Saved entries
────────────────────
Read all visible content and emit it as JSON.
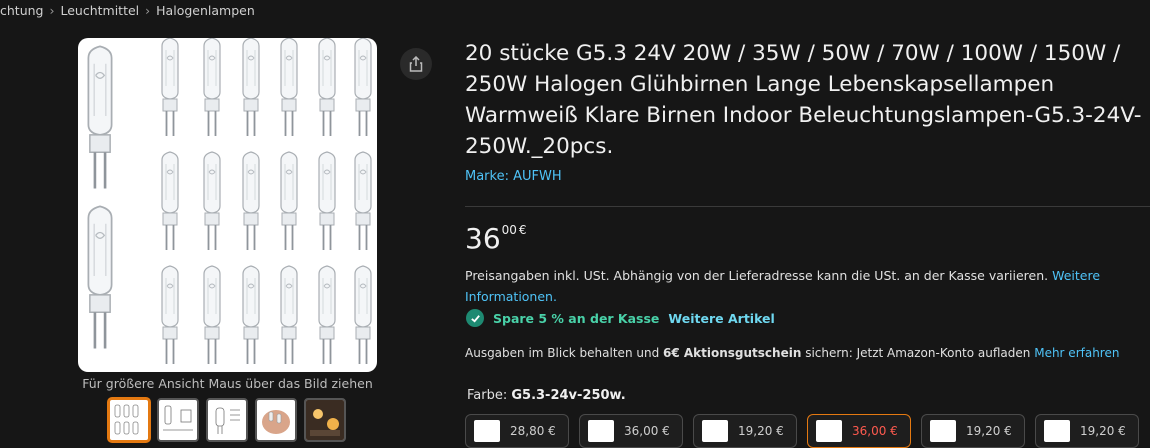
{
  "breadcrumb": {
    "items": [
      "chtung",
      "Leuchtmittel",
      "Halogenlampen"
    ]
  },
  "product": {
    "title": "20 stücke G5.3 24V 20W / 35W / 50W / 70W / 100W / 150W / 250W Halogen Glühbirnen Lange Lebenskapsellampen Warmweiß Klare Birnen Indoor Beleuchtungslampen-G5.3-24V-250W._20pcs.",
    "brand": "Marke: AUFWH"
  },
  "price": {
    "whole": "36",
    "fraction": "00",
    "currency": "€"
  },
  "tax": {
    "text": "Preisangaben inkl. USt. Abhängig von der Lieferadresse kann die USt. an der Kasse variieren. ",
    "link": "Weitere Informationen."
  },
  "savings": {
    "text": "Spare 5 % an der Kasse",
    "link": "Weitere Artikel"
  },
  "promo": {
    "before": "Ausgaben im Blick behalten und ",
    "bold": "6€ Aktionsgutschein",
    "after": " sichern: Jetzt Amazon-Konto aufladen ",
    "link": "Mehr erfahren"
  },
  "gallery": {
    "zoom_hint": "Für größere Ansicht Maus über das Bild ziehen",
    "selected_thumbnail": 0
  },
  "color": {
    "label": "Farbe: ",
    "value": "G5.3-24v-250w."
  },
  "variants": [
    {
      "price": "28,80 €"
    },
    {
      "price": "36,00 €"
    },
    {
      "price": "19,20 €"
    },
    {
      "price": "36,00 €",
      "selected": true
    },
    {
      "price": "19,20 €"
    },
    {
      "price": "19,20 €"
    }
  ],
  "icons": {
    "share": "share-icon",
    "check": "check-icon"
  },
  "colors": {
    "link": "#4fc3f7",
    "accent": "#e47911",
    "savings": "#49d1a8"
  }
}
────────────────────
** Task goal **
Copy out the whole listing exactly, and don't carry over any pictures.

** Output for this exercise **
Read all visible content and emit it as JSON.
{
  "breadcrumb": {
    "items": [
      "chtung",
      "Leuchtmittel",
      "Halogenlampen"
    ]
  },
  "product": {
    "title": "20 stücke G5.3 24V 20W / 35W / 50W / 70W / 100W / 150W / 250W Halogen Glühbirnen Lange Lebenskapsellampen Warmweiß Klare Birnen Indoor Beleuchtungslampen-G5.3-24V-250W._20pcs.",
    "brand": "Marke: AUFWH"
  },
  "price": {
    "whole": "36",
    "fraction": "00",
    "currency": "€"
  },
  "tax": {
    "text": "Preisangaben inkl. USt. Abhängig von der Lieferadresse kann die USt. an der Kasse variieren. ",
    "link": "Weitere Informationen."
  },
  "savings": {
    "text": "Spare 5 % an der Kasse",
    "link": "Weitere Artikel"
  },
  "promo": {
    "before": "Ausgaben im Blick behalten und ",
    "bold": "6€ Aktionsgutschein",
    "after": " sichern: Jetzt Amazon-Konto aufladen ",
    "link": "Mehr erfahren"
  },
  "gallery": {
    "zoom_hint": "Für größere Ansicht Maus über das Bild ziehen",
    "selected_thumbnail": 0
  },
  "color": {
    "label": "Farbe: ",
    "value": "G5.3-24v-250w."
  },
  "variants": [
    {
      "price": "28,80 €"
    },
    {
      "price": "36,00 €"
    },
    {
      "price": "19,20 €"
    },
    {
      "price": "36,00 €",
      "selected": true
    },
    {
      "price": "19,20 €"
    },
    {
      "price": "19,20 €"
    }
  ],
  "icons": {
    "share": "share-icon",
    "check": "check-icon"
  },
  "colors": {
    "link": "#4fc3f7",
    "accent": "#e47911",
    "savings": "#49d1a8"
  }
}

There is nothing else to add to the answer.